ENTRIES –

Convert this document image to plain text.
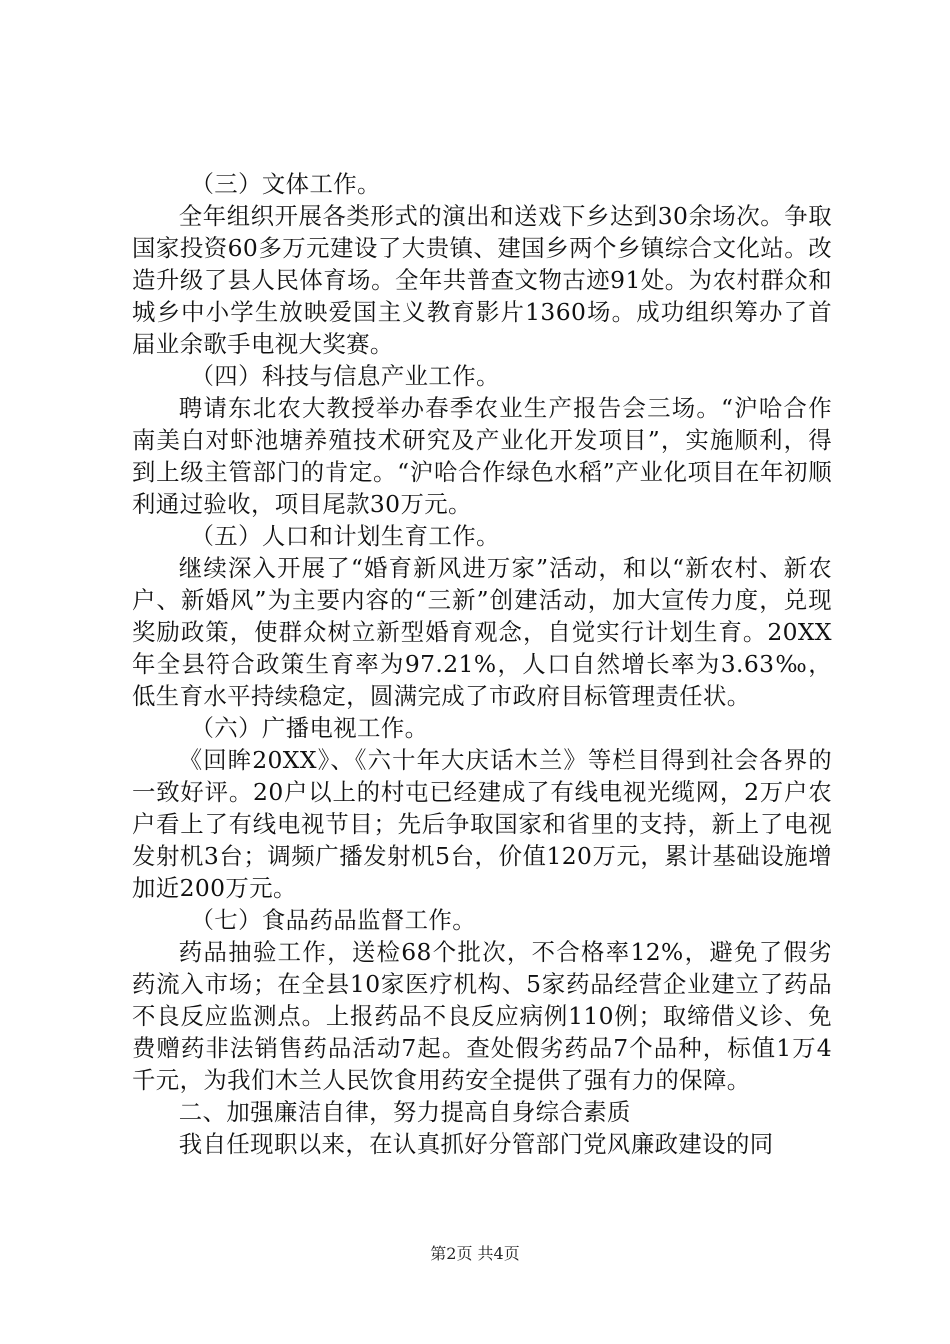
（三）文体工作。

全年组织开展各类形式的演出和送戏下乡达到30余场次。争取国家投资60多万元建设了大贵镇、建国乡两个乡镇综合文化站。改造升级了县人民体育场。全年共普查文物古迹91处。为农村群众和城乡中小学生放映爱国主义教育影片1360场。成功组织筹办了首届业余歌手电视大奖赛。

（四）科技与信息产业工作。

聘请东北农大教授举办春季农业生产报告会三场。“沪哈合作南美白对虾池塘养殖技术研究及产业化开发项目”，实施顺利，得到上级主管部门的肯定。“沪哈合作绿色水稻”产业化项目在年初顺利通过验收，项目尾款30万元。

（五）人口和计划生育工作。

继续深入开展了“婚育新风进万家”活动，和以“新农村、新农户、新婚风”为主要内容的“三新”创建活动，加大宣传力度，兑现奖励政策，使群众树立新型婚育观念，自觉实行计划生育。20XX年全县符合政策生育率为97.21%，人口自然增长率为3.63‰，低生育水平持续稳定，圆满完成了市政府目标管理责任状。

（六）广播电视工作。

《回眸20XX》、《六十年大庆话木兰》等栏目得到社会各界的一致好评。20户以上的村屯已经建成了有线电视光缆网，2万户农户看上了有线电视节目；先后争取国家和省里的支持，新上了电视发射机3台；调频广播发射机5台，价值120万元，累计基础设施增加近200万元。

（七）食品药品监督工作。

药品抽验工作，送检68个批次，不合格率12%，避免了假劣药流入市场；在全县10家医疗机构、5家药品经营企业建立了药品不良反应监测点。上报药品不良反应病例110例；取缔借义诊、免费赠药非法销售药品活动7起。查处假劣药品7个品种，标值1万4千元，为我们木兰人民饮食用药安全提供了强有力的保障。

二、加强廉洁自律，努力提高自身综合素质

我自任现职以来，在认真抓好分管部门党风廉政建设的同

第2页 共4页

EXERCISE OBJECTIVE –
Transcribe every entry word for word, but skip the pictures.

EXERCISE RESPONSE –
Convert this document image to plain text.
（三）文体工作。

全年组织开展各类形式的演出和送戏下乡达到30余场次。争取国家投资60多万元建设了大贵镇、建国乡两个乡镇综合文化站。改造升级了县人民体育场。全年共普查文物古迹91处。为农村群众和城乡中小学生放映爱国主义教育影片1360场。成功组织筹办了首届业余歌手电视大奖赛。

（四）科技与信息产业工作。

聘请东北农大教授举办春季农业生产报告会三场。“沪哈合作南美白对虾池塘养殖技术研究及产业化开发项目”，实施顺利，得到上级主管部门的肯定。“沪哈合作绿色水稻”产业化项目在年初顺利通过验收，项目尾款30万元。

（五）人口和计划生育工作。

继续深入开展了“婚育新风进万家”活动，和以“新农村、新农户、新婚风”为主要内容的“三新”创建活动，加大宣传力度，兑现奖励政策，使群众树立新型婚育观念，自觉实行计划生育。20XX年全县符合政策生育率为97.21%，人口自然增长率为3.63‰，低生育水平持续稳定，圆满完成了市政府目标管理责任状。

（六）广播电视工作。

《回眸20XX》、《六十年大庆话木兰》等栏目得到社会各界的一致好评。20户以上的村屯已经建成了有线电视光缆网，2万户农户看上了有线电视节目；先后争取国家和省里的支持，新上了电视发射机3台；调频广播发射机5台，价值120万元，累计基础设施增加近200万元。

（七）食品药品监督工作。

药品抽验工作，送检68个批次，不合格率12%，避免了假劣药流入市场；在全县10家医疗机构、5家药品经营企业建立了药品不良反应监测点。上报药品不良反应病例110例；取缔借义诊、免费赠药非法销售药品活动7起。查处假劣药品7个品种，标值1万4千元，为我们木兰人民饮食用药安全提供了强有力的保障。

二、加强廉洁自律，努力提高自身综合素质

我自任现职以来，在认真抓好分管部门党风廉政建设的同

第2页 共4页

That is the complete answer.